Every entry needs to be printed exactly, please.
— start EXERCISE DATA —
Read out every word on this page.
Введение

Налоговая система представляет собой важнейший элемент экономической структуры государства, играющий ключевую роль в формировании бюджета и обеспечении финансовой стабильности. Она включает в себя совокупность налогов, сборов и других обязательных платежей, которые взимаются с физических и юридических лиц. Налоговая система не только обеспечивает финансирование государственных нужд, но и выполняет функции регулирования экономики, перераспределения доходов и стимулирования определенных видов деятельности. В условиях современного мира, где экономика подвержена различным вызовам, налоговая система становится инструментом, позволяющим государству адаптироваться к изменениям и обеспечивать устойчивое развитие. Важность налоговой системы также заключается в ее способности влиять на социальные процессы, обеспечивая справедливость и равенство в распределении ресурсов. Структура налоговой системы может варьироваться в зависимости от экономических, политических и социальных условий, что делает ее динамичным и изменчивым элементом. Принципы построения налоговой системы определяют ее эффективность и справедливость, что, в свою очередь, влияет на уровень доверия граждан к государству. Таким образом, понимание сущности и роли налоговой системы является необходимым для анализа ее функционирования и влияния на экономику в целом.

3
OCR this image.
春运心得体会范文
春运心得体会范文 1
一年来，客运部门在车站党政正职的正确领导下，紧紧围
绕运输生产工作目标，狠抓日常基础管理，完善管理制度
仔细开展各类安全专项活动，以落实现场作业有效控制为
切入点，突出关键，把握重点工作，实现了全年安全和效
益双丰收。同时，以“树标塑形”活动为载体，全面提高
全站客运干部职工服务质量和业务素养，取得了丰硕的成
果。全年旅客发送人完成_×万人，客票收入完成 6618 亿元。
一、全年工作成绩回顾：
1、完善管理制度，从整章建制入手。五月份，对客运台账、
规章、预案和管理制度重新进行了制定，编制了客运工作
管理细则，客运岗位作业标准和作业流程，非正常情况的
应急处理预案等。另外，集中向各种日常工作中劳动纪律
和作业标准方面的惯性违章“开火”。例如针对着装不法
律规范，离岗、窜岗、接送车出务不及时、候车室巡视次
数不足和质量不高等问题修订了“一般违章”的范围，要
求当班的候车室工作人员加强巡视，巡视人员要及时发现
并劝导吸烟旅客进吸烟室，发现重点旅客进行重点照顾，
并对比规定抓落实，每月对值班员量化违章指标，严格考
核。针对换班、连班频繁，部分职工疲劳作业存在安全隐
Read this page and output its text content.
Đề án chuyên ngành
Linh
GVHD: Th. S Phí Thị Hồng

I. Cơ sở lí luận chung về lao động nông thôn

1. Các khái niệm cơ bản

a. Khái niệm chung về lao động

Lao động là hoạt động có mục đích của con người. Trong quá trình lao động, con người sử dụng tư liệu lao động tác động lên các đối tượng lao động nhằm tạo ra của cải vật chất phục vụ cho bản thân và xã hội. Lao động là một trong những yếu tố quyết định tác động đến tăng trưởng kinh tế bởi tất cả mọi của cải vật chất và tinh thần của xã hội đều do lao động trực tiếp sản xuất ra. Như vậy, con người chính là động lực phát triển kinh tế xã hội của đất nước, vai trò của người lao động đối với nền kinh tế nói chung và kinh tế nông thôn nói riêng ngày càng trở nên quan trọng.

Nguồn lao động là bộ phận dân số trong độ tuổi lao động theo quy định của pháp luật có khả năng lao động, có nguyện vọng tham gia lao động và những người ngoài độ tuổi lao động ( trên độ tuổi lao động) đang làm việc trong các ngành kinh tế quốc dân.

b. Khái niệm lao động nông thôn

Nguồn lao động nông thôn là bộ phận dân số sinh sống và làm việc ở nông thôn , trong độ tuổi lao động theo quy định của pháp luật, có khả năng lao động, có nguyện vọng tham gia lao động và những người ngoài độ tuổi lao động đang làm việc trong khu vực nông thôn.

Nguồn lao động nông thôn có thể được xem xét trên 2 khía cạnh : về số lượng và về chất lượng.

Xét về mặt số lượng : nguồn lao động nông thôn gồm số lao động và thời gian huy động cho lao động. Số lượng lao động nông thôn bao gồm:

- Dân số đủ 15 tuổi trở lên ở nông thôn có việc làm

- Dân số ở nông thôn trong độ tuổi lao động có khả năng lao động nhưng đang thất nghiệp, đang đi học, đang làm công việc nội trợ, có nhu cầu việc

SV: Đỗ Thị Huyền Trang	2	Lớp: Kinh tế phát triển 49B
— end EXERCISE DATA —
• **RESPONSE**:
Read out every word on this page.
Введение

Налоговая система представляет собой важнейший элемент экономической структуры государства, играющий ключевую роль в формировании бюджета и обеспечении финансовой стабильности. Она включает в себя совокупность налогов, сборов и других обязательных платежей, которые взимаются с физических и юридических лиц. Налоговая система не только обеспечивает финансирование государственных нужд, но и выполняет функции регулирования экономики, перераспределения доходов и стимулирования определенных видов деятельности. В условиях современного мира, где экономика подвержена различным вызовам, налоговая система становится инструментом, позволяющим государству адаптироваться к изменениям и обеспечивать устойчивое развитие. Важность налоговой системы также заключается в ее способности влиять на социальные процессы, обеспечивая справедливость и равенство в распределении ресурсов. Структура налоговой системы может варьироваться в зависимости от экономических, политических и социальных условий, что делает ее динамичным и изменчивым элементом. Принципы построения налоговой системы определяют ее эффективность и справедливость, что, в свою очередь, влияет на уровень доверия граждан к государству. Таким образом, понимание сущности и роли налоговой системы является необходимым для анализа ее функционирования и влияния на экономику в целом.

3
OCR this image.
春运心得体会范文
春运心得体会范文 1
一年来，客运部门在车站党政正职的正确领导下，紧紧围
绕运输生产工作目标，狠抓日常基础管理，完善管理制度
仔细开展各类安全专项活动，以落实现场作业有效控制为
切入点，突出关键，把握重点工作，实现了全年安全和效
益双丰收。同时，以“树标塑形”活动为载体，全面提高
全站客运干部职工服务质量和业务素养，取得了丰硕的成
果。全年旅客发送人完成_×万人，客票收入完成 6618 亿元。
一、全年工作成绩回顾：
1、完善管理制度，从整章建制入手。五月份，对客运台账、
规章、预案和管理制度重新进行了制定，编制了客运工作
管理细则，客运岗位作业标准和作业流程，非正常情况的
应急处理预案等。另外，集中向各种日常工作中劳动纪律
和作业标准方面的惯性违章“开火”。例如针对着装不法
律规范，离岗、窜岗、接送车出务不及时、候车室巡视次
数不足和质量不高等问题修订了“一般违章”的范围，要
求当班的候车室工作人员加强巡视，巡视人员要及时发现
并劝导吸烟旅客进吸烟室，发现重点旅客进行重点照顾，
并对比规定抓落实，每月对值班员量化违章指标，严格考
核。针对换班、连班频繁，部分职工疲劳作业存在安全隐
Read this page and output its text content.
Đề án chuyên ngành
Linh
GVHD: Th. S Phí Thị Hồng

I. Cơ sở lí luận chung về lao động nông thôn

1. Các khái niệm cơ bản

a. Khái niệm chung về lao động

Lao động là hoạt động có mục đích của con người. Trong quá trình lao động, con người sử dụng tư liệu lao động tác động lên các đối tượng lao động nhằm tạo ra của cải vật chất phục vụ cho bản thân và xã hội. Lao động là một trong những yếu tố quyết định tác động đến tăng trưởng kinh tế bởi tất cả mọi của cải vật chất và tinh thần của xã hội đều do lao động trực tiếp sản xuất ra. Như vậy, con người chính là động lực phát triển kinh tế xã hội của đất nước, vai trò của người lao động đối với nền kinh tế nói chung và kinh tế nông thôn nói riêng ngày càng trở nên quan trọng.

Nguồn lao động là bộ phận dân số trong độ tuổi lao động theo quy định của pháp luật có khả năng lao động, có nguyện vọng tham gia lao động và những người ngoài độ tuổi lao động ( trên độ tuổi lao động) đang làm việc trong các ngành kinh tế quốc dân.

b. Khái niệm lao động nông thôn

Nguồn lao động nông thôn là bộ phận dân số sinh sống và làm việc ở nông thôn , trong độ tuổi lao động theo quy định của pháp luật, có khả năng lao động, có nguyện vọng tham gia lao động và những người ngoài độ tuổi lao động đang làm việc trong khu vực nông thôn.

Nguồn lao động nông thôn có thể được xem xét trên 2 khía cạnh : về số lượng và về chất lượng.

Xét về mặt số lượng : nguồn lao động nông thôn gồm số lao động và thời gian huy động cho lao động. Số lượng lao động nông thôn bao gồm:

- Dân số đủ 15 tuổi trở lên ở nông thôn có việc làm

- Dân số ở nông thôn trong độ tuổi lao động có khả năng lao động nhưng đang thất nghiệp, đang đi học, đang làm công việc nội trợ, có nhu cầu việc

SV: Đỗ Thị Huyền Trang	2	Lớp: Kinh tế phát triển 49B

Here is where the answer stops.